■ **Exercise requirements**
Reproduce the records below exactly as they appear.

-- Start --

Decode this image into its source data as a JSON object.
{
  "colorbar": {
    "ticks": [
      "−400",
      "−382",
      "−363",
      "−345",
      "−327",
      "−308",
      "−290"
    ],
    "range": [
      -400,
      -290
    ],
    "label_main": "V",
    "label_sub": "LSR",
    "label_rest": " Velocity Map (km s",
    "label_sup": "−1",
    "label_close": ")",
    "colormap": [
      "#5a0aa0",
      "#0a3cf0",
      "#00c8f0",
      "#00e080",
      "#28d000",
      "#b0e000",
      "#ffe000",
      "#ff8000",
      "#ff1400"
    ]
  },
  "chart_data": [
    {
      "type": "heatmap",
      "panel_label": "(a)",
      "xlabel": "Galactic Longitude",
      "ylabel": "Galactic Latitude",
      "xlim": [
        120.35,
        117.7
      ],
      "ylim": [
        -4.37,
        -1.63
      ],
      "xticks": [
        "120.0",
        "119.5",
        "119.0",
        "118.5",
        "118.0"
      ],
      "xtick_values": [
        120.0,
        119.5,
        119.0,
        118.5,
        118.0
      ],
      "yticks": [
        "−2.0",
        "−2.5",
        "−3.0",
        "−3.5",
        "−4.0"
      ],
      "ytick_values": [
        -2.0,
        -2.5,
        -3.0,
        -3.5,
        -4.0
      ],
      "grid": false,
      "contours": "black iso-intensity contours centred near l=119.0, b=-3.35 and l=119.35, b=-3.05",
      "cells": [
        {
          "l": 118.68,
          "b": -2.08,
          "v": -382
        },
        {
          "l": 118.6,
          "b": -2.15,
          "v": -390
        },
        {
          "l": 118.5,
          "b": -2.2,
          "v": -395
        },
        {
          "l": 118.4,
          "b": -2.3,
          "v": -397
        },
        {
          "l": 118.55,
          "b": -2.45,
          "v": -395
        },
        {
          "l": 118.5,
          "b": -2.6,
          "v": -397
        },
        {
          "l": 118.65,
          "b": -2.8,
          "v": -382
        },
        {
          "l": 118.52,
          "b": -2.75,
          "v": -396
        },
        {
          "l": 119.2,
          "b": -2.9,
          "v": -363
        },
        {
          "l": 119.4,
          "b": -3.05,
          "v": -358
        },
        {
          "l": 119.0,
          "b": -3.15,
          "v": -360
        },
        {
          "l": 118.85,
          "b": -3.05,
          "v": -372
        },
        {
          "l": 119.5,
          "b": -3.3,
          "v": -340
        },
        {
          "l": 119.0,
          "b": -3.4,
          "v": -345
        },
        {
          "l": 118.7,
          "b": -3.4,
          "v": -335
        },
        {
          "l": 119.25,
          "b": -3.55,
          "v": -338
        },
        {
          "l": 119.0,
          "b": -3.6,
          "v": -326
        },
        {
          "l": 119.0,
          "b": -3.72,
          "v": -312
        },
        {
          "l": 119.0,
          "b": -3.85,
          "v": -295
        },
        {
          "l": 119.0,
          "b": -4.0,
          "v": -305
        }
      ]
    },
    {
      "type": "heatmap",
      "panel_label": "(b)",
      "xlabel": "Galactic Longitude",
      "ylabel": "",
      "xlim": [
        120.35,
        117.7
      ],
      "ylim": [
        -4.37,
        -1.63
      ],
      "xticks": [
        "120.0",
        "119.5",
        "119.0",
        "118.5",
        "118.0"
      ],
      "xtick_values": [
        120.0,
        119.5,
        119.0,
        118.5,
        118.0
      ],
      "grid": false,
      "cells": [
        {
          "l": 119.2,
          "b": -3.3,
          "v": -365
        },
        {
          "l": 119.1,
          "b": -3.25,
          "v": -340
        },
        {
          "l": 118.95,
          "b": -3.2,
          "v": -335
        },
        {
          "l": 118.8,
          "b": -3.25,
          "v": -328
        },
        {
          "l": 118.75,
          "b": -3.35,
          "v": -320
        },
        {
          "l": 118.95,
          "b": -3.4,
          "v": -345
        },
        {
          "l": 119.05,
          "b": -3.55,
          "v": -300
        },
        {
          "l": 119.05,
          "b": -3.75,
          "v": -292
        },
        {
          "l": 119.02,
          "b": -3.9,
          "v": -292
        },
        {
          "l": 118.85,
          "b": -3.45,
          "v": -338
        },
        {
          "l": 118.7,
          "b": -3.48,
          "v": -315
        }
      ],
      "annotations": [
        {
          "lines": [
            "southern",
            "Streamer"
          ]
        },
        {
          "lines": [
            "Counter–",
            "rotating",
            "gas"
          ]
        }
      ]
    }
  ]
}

-- End --

■ **Expected output**
Decode this image into its source data as a JSON object.
{
  "colorbar": {
    "ticks": [
      "−400",
      "−382",
      "−363",
      "−345",
      "−327",
      "−308",
      "−290"
    ],
    "range": [
      -400,
      -290
    ],
    "label_main": "V",
    "label_sub": "LSR",
    "label_rest": " Velocity Map (km s",
    "label_sup": "−1",
    "label_close": ")",
    "colormap": [
      "#5a0aa0",
      "#0a3cf0",
      "#00c8f0",
      "#00e080",
      "#28d000",
      "#b0e000",
      "#ffe000",
      "#ff8000",
      "#ff1400"
    ]
  },
  "chart_data": [
    {
      "type": "heatmap",
      "panel_label": "(a)",
      "xlabel": "Galactic Longitude",
      "ylabel": "Galactic Latitude",
      "xlim": [
        120.35,
        117.7
      ],
      "ylim": [
        -4.37,
        -1.63
      ],
      "xticks": [
        "120.0",
        "119.5",
        "119.0",
        "118.5",
        "118.0"
      ],
      "xtick_values": [
        120.0,
        119.5,
        119.0,
        118.5,
        118.0
      ],
      "yticks": [
        "−2.0",
        "−2.5",
        "−3.0",
        "−3.5",
        "−4.0"
      ],
      "ytick_values": [
        -2.0,
        -2.5,
        -3.0,
        -3.5,
        -4.0
      ],
      "grid": false,
      "contours": "black iso-intensity contours centred near l=119.0, b=-3.35 and l=119.35, b=-3.05",
      "cells": [
        {
          "l": 118.68,
          "b": -2.08,
          "v": -382
        },
        {
          "l": 118.6,
          "b": -2.15,
          "v": -390
        },
        {
          "l": 118.5,
          "b": -2.2,
          "v": -395
        },
        {
          "l": 118.4,
          "b": -2.3,
          "v": -397
        },
        {
          "l": 118.55,
          "b": -2.45,
          "v": -395
        },
        {
          "l": 118.5,
          "b": -2.6,
          "v": -397
        },
        {
          "l": 118.65,
          "b": -2.8,
          "v": -382
        },
        {
          "l": 118.52,
          "b": -2.75,
          "v": -396
        },
        {
          "l": 119.2,
          "b": -2.9,
          "v": -363
        },
        {
          "l": 119.4,
          "b": -3.05,
          "v": -358
        },
        {
          "l": 119.0,
          "b": -3.15,
          "v": -360
        },
        {
          "l": 118.85,
          "b": -3.05,
          "v": -372
        },
        {
          "l": 119.5,
          "b": -3.3,
          "v": -340
        },
        {
          "l": 119.0,
          "b": -3.4,
          "v": -345
        },
        {
          "l": 118.7,
          "b": -3.4,
          "v": -335
        },
        {
          "l": 119.25,
          "b": -3.55,
          "v": -338
        },
        {
          "l": 119.0,
          "b": -3.6,
          "v": -326
        },
        {
          "l": 119.0,
          "b": -3.72,
          "v": -312
        },
        {
          "l": 119.0,
          "b": -3.85,
          "v": -295
        },
        {
          "l": 119.0,
          "b": -4.0,
          "v": -305
        }
      ]
    },
    {
      "type": "heatmap",
      "panel_label": "(b)",
      "xlabel": "Galactic Longitude",
      "ylabel": "",
      "xlim": [
        120.35,
        117.7
      ],
      "ylim": [
        -4.37,
        -1.63
      ],
      "xticks": [
        "120.0",
        "119.5",
        "119.0",
        "118.5",
        "118.0"
      ],
      "xtick_values": [
        120.0,
        119.5,
        119.0,
        118.5,
        118.0
      ],
      "grid": false,
      "cells": [
        {
          "l": 119.2,
          "b": -3.3,
          "v": -365
        },
        {
          "l": 119.1,
          "b": -3.25,
          "v": -340
        },
        {
          "l": 118.95,
          "b": -3.2,
          "v": -335
        },
        {
          "l": 118.8,
          "b": -3.25,
          "v": -328
        },
        {
          "l": 118.75,
          "b": -3.35,
          "v": -320
        },
        {
          "l": 118.95,
          "b": -3.4,
          "v": -345
        },
        {
          "l": 119.05,
          "b": -3.55,
          "v": -300
        },
        {
          "l": 119.05,
          "b": -3.75,
          "v": -292
        },
        {
          "l": 119.02,
          "b": -3.9,
          "v": -292
        },
        {
          "l": 118.85,
          "b": -3.45,
          "v": -338
        },
        {
          "l": 118.7,
          "b": -3.48,
          "v": -315
        }
      ],
      "annotations": [
        {
          "lines": [
            "southern",
            "Streamer"
          ]
        },
        {
          "lines": [
            "Counter–",
            "rotating",
            "gas"
          ]
        }
      ]
    }
  ]
}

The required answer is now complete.